### TASK TO CARRY OUT
In the data that follows, count every line holding the string "subtitle" and give the count alone.

### INFORMATION PROVIDED
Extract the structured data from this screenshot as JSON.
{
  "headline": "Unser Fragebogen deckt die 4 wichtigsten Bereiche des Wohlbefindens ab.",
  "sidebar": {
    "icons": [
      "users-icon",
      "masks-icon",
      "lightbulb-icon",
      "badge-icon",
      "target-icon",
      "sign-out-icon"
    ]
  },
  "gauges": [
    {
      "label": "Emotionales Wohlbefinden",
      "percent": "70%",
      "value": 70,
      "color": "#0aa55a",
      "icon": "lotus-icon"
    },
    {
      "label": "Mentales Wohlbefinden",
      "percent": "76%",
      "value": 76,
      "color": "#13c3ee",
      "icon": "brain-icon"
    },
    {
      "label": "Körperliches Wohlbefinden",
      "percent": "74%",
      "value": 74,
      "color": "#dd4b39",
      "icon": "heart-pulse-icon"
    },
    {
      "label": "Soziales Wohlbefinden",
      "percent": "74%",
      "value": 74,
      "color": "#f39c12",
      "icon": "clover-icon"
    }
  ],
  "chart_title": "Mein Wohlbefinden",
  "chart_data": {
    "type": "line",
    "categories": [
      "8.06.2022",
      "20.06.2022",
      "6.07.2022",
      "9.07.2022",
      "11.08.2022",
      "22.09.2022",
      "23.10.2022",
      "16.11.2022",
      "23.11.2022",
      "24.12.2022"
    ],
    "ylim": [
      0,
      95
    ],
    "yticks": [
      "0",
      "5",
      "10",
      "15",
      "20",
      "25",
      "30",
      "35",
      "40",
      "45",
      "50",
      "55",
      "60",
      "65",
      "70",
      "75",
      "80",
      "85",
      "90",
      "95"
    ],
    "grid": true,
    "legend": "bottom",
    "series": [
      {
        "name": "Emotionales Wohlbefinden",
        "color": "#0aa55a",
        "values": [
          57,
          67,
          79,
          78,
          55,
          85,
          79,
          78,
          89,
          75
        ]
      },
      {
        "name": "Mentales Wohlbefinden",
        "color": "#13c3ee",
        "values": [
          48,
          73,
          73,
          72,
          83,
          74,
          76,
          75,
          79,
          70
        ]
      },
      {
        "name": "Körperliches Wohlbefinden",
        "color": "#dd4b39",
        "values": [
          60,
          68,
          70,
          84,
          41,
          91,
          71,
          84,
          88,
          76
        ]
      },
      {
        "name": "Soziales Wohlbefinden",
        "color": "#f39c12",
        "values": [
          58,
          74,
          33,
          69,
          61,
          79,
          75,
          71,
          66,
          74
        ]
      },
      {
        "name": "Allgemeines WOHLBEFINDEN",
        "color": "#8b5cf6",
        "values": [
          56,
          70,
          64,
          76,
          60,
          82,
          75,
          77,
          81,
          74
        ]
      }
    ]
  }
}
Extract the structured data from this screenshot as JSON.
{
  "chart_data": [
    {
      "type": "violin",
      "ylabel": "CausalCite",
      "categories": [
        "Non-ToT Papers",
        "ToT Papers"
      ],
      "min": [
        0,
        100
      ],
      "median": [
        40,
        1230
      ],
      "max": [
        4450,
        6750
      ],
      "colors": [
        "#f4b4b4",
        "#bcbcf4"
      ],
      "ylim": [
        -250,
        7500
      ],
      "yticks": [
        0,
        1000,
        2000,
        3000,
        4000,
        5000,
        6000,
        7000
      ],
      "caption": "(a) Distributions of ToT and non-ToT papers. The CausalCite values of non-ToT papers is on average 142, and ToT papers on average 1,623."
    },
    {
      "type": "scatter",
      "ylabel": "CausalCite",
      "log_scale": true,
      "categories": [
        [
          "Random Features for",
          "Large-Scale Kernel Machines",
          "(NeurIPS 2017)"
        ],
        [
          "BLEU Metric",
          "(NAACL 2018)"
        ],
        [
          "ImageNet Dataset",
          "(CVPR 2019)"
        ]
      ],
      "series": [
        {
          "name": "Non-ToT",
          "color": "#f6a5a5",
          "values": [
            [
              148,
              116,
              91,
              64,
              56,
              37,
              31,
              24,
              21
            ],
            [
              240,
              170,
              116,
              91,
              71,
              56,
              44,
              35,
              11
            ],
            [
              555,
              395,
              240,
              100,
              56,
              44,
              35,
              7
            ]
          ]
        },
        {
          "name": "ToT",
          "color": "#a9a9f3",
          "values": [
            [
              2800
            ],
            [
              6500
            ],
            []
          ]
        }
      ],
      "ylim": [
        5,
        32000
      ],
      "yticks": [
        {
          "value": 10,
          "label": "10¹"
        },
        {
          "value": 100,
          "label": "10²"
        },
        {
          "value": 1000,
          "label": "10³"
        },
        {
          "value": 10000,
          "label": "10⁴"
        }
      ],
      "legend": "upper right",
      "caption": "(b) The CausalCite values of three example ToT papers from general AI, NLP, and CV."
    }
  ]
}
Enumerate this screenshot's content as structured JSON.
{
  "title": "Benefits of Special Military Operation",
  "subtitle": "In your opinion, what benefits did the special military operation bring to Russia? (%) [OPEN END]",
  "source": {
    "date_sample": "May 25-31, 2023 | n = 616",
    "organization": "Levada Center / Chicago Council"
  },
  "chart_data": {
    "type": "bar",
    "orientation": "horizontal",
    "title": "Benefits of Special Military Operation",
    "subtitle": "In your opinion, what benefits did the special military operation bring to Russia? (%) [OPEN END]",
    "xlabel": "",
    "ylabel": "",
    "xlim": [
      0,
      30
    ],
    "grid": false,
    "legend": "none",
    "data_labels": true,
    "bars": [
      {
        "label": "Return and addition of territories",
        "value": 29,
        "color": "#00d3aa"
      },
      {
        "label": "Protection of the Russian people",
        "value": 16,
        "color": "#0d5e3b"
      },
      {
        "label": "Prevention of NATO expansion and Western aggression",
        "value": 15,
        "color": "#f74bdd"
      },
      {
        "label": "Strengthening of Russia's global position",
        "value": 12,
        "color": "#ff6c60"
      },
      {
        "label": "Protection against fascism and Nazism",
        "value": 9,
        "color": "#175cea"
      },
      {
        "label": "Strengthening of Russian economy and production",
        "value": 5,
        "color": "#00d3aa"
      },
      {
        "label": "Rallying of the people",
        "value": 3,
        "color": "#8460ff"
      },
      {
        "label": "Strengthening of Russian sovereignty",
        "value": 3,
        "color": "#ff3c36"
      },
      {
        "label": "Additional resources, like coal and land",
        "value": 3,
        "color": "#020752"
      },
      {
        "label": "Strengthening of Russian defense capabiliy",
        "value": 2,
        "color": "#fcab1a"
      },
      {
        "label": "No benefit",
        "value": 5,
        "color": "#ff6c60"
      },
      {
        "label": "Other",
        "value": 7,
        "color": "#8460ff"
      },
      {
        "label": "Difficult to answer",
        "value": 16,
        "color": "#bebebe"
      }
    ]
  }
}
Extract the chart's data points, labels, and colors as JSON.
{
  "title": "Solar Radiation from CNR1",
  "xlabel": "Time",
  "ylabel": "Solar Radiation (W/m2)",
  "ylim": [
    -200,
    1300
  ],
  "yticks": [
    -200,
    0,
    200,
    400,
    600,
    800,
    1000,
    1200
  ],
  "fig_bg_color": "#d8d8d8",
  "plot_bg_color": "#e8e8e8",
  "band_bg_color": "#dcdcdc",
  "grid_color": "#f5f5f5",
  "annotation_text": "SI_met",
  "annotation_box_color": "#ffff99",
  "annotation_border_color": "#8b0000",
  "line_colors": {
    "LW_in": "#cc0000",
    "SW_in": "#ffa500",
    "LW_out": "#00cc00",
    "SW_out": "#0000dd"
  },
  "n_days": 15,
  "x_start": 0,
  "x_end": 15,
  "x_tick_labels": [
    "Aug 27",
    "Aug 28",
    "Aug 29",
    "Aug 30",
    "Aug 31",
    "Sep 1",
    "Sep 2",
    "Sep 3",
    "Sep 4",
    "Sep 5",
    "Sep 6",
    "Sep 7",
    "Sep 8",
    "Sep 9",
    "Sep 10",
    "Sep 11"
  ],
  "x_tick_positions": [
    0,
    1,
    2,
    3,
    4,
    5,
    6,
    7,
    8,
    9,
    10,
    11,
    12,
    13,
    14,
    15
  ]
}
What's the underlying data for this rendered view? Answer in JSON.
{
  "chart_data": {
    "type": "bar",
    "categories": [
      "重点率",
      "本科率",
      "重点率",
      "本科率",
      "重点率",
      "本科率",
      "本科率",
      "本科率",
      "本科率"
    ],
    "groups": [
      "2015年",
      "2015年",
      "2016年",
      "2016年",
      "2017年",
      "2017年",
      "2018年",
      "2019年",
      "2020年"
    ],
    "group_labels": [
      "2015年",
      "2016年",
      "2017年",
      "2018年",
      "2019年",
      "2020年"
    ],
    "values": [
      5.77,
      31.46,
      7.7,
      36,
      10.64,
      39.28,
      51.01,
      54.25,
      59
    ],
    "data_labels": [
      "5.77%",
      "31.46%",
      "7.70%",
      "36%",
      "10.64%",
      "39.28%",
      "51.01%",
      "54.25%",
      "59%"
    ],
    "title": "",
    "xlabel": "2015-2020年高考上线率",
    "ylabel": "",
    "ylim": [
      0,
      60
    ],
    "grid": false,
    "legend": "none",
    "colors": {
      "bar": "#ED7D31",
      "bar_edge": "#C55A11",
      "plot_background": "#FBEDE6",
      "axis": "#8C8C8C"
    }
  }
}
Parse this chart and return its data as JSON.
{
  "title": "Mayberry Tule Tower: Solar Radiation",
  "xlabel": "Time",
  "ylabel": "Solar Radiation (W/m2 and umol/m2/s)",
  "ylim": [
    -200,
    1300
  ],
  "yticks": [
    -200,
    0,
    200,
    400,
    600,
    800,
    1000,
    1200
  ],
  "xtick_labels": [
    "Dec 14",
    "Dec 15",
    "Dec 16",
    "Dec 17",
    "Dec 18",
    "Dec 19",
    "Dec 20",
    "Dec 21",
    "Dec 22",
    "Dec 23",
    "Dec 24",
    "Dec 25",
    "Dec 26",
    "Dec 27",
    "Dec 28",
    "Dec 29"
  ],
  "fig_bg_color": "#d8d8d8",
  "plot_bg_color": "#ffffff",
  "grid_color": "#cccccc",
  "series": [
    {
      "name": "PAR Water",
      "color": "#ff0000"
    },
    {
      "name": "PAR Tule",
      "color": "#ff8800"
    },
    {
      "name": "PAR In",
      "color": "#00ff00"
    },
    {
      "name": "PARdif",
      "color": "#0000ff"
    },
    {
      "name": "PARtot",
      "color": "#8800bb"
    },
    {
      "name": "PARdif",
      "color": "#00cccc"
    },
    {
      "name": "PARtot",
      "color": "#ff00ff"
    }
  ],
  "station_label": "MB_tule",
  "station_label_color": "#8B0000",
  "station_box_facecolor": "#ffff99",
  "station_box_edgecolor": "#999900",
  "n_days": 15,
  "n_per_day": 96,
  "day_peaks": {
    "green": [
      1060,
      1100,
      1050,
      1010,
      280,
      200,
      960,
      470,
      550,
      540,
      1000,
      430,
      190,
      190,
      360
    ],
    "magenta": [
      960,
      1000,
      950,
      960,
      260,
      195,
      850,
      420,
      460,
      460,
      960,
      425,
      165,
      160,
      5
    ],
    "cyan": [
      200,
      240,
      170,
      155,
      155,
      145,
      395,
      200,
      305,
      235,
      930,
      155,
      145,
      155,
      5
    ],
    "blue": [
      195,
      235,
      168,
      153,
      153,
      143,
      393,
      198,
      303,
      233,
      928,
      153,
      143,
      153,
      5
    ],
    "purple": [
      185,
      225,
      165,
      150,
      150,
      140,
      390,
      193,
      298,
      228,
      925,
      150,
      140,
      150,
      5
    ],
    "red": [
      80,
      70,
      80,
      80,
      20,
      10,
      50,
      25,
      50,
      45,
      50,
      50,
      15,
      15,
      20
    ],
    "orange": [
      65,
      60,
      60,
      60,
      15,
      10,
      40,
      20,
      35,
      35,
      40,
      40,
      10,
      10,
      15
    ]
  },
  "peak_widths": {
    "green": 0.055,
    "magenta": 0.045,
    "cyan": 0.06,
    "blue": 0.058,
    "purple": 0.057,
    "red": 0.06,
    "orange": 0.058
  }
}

### COMPLETE ANSWER
2